Search the material for the word "coordinate" and report each line where it turns up.
— START OF Records supplied —
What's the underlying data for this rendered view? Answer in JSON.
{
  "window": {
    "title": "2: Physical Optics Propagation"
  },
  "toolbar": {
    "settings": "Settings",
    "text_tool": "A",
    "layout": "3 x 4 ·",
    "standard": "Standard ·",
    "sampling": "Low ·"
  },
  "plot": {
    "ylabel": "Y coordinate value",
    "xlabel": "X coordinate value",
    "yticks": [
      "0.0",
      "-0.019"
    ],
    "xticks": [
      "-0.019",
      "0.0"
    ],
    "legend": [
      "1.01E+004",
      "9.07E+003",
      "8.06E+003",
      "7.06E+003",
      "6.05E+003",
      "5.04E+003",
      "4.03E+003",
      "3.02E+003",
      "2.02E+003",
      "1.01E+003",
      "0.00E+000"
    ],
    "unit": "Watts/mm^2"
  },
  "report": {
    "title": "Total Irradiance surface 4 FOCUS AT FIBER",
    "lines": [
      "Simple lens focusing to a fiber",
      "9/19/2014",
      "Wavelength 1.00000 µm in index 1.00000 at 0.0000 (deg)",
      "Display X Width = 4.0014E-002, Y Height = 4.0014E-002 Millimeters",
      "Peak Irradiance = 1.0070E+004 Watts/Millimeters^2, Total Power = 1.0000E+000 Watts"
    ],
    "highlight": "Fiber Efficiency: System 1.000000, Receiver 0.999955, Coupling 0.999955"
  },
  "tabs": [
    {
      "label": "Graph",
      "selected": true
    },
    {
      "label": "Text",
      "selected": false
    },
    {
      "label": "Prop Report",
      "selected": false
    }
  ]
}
— END OF Records supplied —
## The output
    "ylabel": "Y coordinate value",
    "xlabel": "X coordinate value",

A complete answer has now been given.